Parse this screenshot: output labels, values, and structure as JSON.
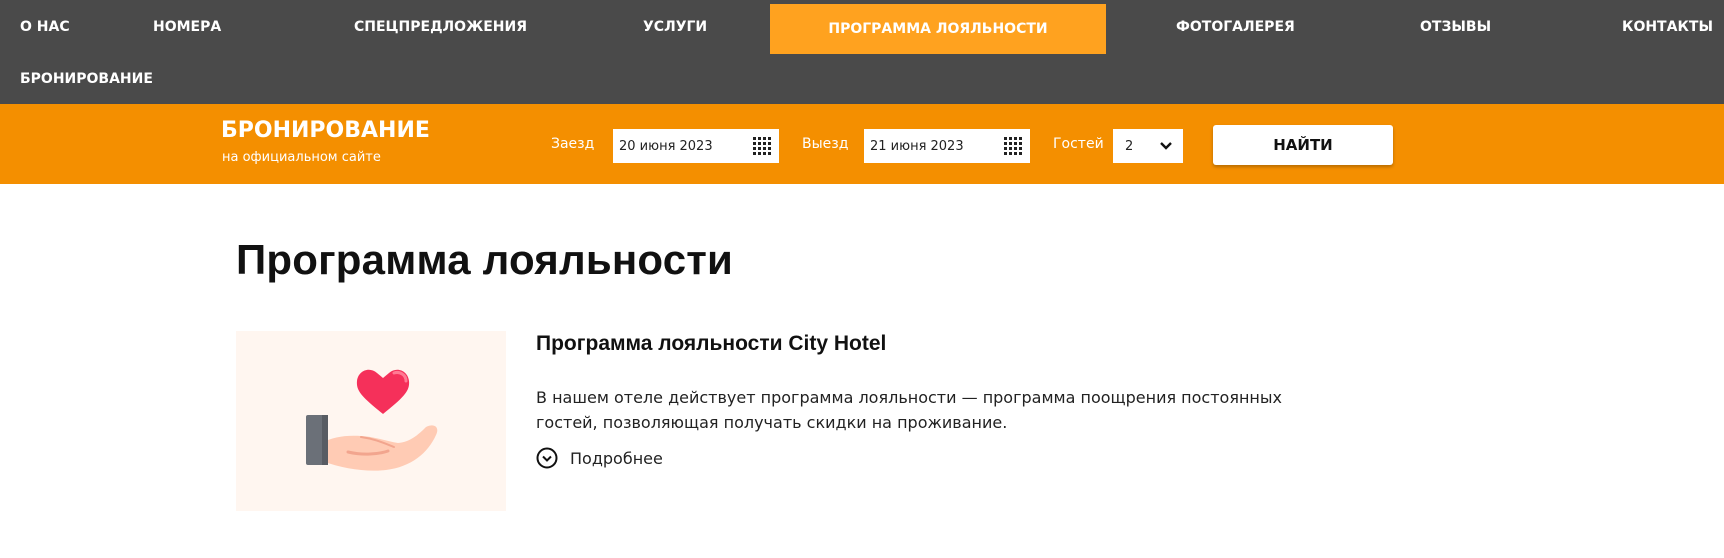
{
  "nav": {
    "items": [
      {
        "label": "О НАС"
      },
      {
        "label": "НОМЕРА"
      },
      {
        "label": "СПЕЦПРЕДЛОЖЕНИЯ"
      },
      {
        "label": "УСЛУГИ"
      },
      {
        "label": "ПРОГРАММА ЛОЯЛЬНОСТИ",
        "active": true
      },
      {
        "label": "ФОТОГАЛЕРЕЯ"
      },
      {
        "label": "ОТЗЫВЫ"
      },
      {
        "label": "КОНТАКТЫ"
      },
      {
        "label": "БРОНИРОВАНИЕ"
      }
    ],
    "active_color": "#ffa21f",
    "background": "#4a4a4a"
  },
  "booking": {
    "title": "БРОНИРОВАНИЕ",
    "subtitle": "на официальном сайте",
    "checkin_label": "Заезд",
    "checkin_value": "20 июня 2023",
    "checkout_label": "Выезд",
    "checkout_value": "21 июня 2023",
    "guests_label": "Гостей",
    "guests_value": "2",
    "search_button": "НАЙТИ",
    "background": "#f48f00"
  },
  "main": {
    "page_title": "Программа лояльности",
    "card": {
      "title": "Программа лояльности City Hotel",
      "description": "В нашем отеле действует программа лояльности — программа поощрения постоянных гостей, позволяющая получать скидки на проживание.",
      "more_label": "Подробнее",
      "image_icon": "heart-in-hand-icon"
    }
  }
}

****************

* Exercise directions: Transcribe the full listing above exactly as it stands, minus the pictures.

* The completed task:
Parse this screenshot: output labels, values, and structure as JSON.
{
  "nav": {
    "items": [
      {
        "label": "О НАС"
      },
      {
        "label": "НОМЕРА"
      },
      {
        "label": "СПЕЦПРЕДЛОЖЕНИЯ"
      },
      {
        "label": "УСЛУГИ"
      },
      {
        "label": "ПРОГРАММА ЛОЯЛЬНОСТИ",
        "active": true
      },
      {
        "label": "ФОТОГАЛЕРЕЯ"
      },
      {
        "label": "ОТЗЫВЫ"
      },
      {
        "label": "КОНТАКТЫ"
      },
      {
        "label": "БРОНИРОВАНИЕ"
      }
    ],
    "active_color": "#ffa21f",
    "background": "#4a4a4a"
  },
  "booking": {
    "title": "БРОНИРОВАНИЕ",
    "subtitle": "на официальном сайте",
    "checkin_label": "Заезд",
    "checkin_value": "20 июня 2023",
    "checkout_label": "Выезд",
    "checkout_value": "21 июня 2023",
    "guests_label": "Гостей",
    "guests_value": "2",
    "search_button": "НАЙТИ",
    "background": "#f48f00"
  },
  "main": {
    "page_title": "Программа лояльности",
    "card": {
      "title": "Программа лояльности City Hotel",
      "description": "В нашем отеле действует программа лояльности — программа поощрения постоянных гостей, позволяющая получать скидки на проживание.",
      "more_label": "Подробнее",
      "image_icon": "heart-in-hand-icon"
    }
  }
}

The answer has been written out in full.